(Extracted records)
================================
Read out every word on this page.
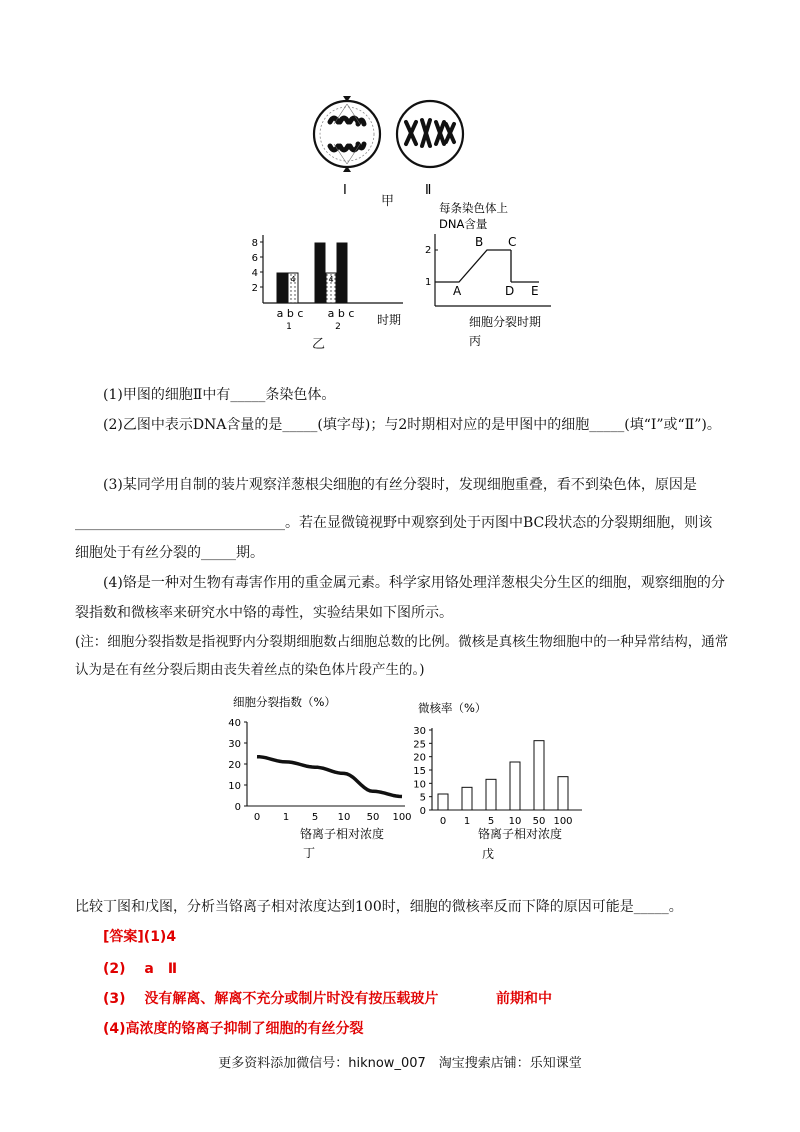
Ⅰ	Ⅱ
甲
2
4
6
8
4	4
a b c a b c
1	2	时期
乙
每条染色体上
DNA含量
2
1
A
B C
D E
细胞分裂时期
丙
(1)甲图的细胞Ⅱ中有_____条染色体。
(2)乙图中表示DNA含量的是_____(填字母)；与2时期相对应的是甲图中的细胞_____(填“Ⅰ”或“Ⅱ”)。
(3)某同学用自制的装片观察洋葱根尖细胞的有丝分裂时，发现细胞重叠，看不到染色体，原因是
______________________________。若在显微镜视野中观察到处于丙图中BC段状态的分裂期细胞，则该细胞处于有丝分裂的_____期。
(4)铬是一种对生物有毒害作用的重金属元素。科学家用铬处理洋葱根尖分生区的细胞，观察细胞的分裂指数和微核率来研究水中铬的毒性，实验结果如下图所示。
(注：细胞分裂指数是指视野内分裂期细胞数占细胞总数的比例。微核是真核生物细胞中的一种异常结构，通常认为是在有丝分裂后期由丧失着丝点的染色体片段产生的。)
细胞分裂指数（%）
0
10
20
30
40
0 1 5 10 50 100
铬离子相对浓度
丁
微核率（%）
0
5
10
15
20
25
30
0 1 5 10 50 100
铬离子相对浓度
戊
比较丁图和戊图，分析当铬离子相对浓度达到100时，细胞的微核率反而下降的原因可能是_____。
[答案](1)4
(2)　 a　Ⅱ
(3)　 没有解离、解离不充分或制片时没有按压载玻片	前期和中
(4)高浓度的铬离子抑制了细胞的有丝分裂
更多资料添加微信号：hiknow_007　淘宝搜索店铺：乐知课堂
================================
◆ WORK TO BE COMPLETED: Pictures stay out; repeat all the rest of the records exactly.

◆ OUTPUT OF THE EXERCISE:
Read out every word on this page.
Ⅰ	Ⅱ
甲
2
4
6
8
4	4
a b c a b c
1	2	时期
乙
每条染色体上
DNA含量
2
1
A
B C
D E
细胞分裂时期
丙
(1)甲图的细胞Ⅱ中有_____条染色体。
(2)乙图中表示DNA含量的是_____(填字母)；与2时期相对应的是甲图中的细胞_____(填“Ⅰ”或“Ⅱ”)。
(3)某同学用自制的装片观察洋葱根尖细胞的有丝分裂时，发现细胞重叠，看不到染色体，原因是
______________________________。若在显微镜视野中观察到处于丙图中BC段状态的分裂期细胞，则该细胞处于有丝分裂的_____期。
(4)铬是一种对生物有毒害作用的重金属元素。科学家用铬处理洋葱根尖分生区的细胞，观察细胞的分裂指数和微核率来研究水中铬的毒性，实验结果如下图所示。
(注：细胞分裂指数是指视野内分裂期细胞数占细胞总数的比例。微核是真核生物细胞中的一种异常结构，通常认为是在有丝分裂后期由丧失着丝点的染色体片段产生的。)
细胞分裂指数（%）
0
10
20
30
40
0 1 5 10 50 100
铬离子相对浓度
丁
微核率（%）
0
5
10
15
20
25
30
0 1 5 10 50 100
铬离子相对浓度
戊
比较丁图和戊图，分析当铬离子相对浓度达到100时，细胞的微核率反而下降的原因可能是_____。
[答案](1)4
(2)　 a　Ⅱ
(3)　 没有解离、解离不充分或制片时没有按压载玻片	前期和中
(4)高浓度的铬离子抑制了细胞的有丝分裂
更多资料添加微信号：hiknow_007　淘宝搜索店铺：乐知课堂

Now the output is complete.